- [Exercise aim] Give the count of lines holding the string "JSON" and nothing else.

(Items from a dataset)
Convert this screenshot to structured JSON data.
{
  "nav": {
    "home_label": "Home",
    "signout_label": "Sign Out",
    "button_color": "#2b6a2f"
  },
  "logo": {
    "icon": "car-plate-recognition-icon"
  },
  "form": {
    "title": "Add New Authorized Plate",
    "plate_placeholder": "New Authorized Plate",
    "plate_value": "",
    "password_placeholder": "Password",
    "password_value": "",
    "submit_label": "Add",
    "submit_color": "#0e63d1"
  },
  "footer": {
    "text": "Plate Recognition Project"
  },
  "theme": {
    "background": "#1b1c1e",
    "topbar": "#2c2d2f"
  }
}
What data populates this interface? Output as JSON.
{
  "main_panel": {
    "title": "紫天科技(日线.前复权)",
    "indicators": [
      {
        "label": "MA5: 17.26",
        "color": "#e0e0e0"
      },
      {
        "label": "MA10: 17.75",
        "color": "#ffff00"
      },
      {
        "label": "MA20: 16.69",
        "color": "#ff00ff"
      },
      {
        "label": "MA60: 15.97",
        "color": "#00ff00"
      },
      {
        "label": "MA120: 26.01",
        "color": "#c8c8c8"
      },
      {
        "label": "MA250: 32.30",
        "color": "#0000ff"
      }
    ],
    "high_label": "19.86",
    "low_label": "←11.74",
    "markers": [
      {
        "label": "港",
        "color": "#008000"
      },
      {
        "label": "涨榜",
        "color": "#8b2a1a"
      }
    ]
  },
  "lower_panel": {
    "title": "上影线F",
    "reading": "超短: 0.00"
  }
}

- [Exercise response] 2